■ Set exercise
Count the lines in the data that contain the string "watermark" and reply with that number only, treating uppercase and lowercase letters as different.

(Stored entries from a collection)
>> START

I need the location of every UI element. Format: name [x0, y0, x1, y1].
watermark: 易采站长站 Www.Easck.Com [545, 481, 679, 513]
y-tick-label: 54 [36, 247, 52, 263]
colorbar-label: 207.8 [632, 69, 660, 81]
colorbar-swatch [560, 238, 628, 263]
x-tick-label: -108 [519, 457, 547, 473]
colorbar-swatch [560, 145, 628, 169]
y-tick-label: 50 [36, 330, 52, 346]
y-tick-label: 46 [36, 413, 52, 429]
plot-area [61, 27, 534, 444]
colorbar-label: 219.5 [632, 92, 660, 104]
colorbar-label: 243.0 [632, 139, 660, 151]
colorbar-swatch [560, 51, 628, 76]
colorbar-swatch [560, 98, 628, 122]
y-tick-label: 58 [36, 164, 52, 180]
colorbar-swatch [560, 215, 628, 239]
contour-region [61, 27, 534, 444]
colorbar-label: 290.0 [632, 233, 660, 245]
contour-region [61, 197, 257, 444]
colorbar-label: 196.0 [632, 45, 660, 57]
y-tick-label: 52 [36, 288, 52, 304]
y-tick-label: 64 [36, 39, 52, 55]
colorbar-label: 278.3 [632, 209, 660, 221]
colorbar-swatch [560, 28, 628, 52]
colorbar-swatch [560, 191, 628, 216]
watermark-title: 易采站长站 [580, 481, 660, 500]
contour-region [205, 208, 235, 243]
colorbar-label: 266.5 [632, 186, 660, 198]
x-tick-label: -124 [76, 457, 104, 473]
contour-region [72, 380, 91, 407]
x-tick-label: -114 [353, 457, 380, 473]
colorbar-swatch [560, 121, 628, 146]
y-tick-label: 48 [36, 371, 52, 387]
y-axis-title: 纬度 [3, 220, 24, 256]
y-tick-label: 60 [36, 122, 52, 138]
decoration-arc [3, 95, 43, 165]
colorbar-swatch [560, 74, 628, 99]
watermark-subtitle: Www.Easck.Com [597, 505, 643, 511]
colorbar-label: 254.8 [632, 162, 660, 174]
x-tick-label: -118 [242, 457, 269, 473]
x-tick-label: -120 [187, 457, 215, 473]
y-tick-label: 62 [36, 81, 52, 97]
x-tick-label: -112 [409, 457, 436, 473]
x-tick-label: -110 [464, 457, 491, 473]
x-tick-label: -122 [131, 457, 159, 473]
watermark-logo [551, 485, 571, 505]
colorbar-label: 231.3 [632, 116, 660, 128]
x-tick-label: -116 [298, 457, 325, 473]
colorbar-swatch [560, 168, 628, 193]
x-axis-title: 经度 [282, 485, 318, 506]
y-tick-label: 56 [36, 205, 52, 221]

>> END

■ Result of this exercise
4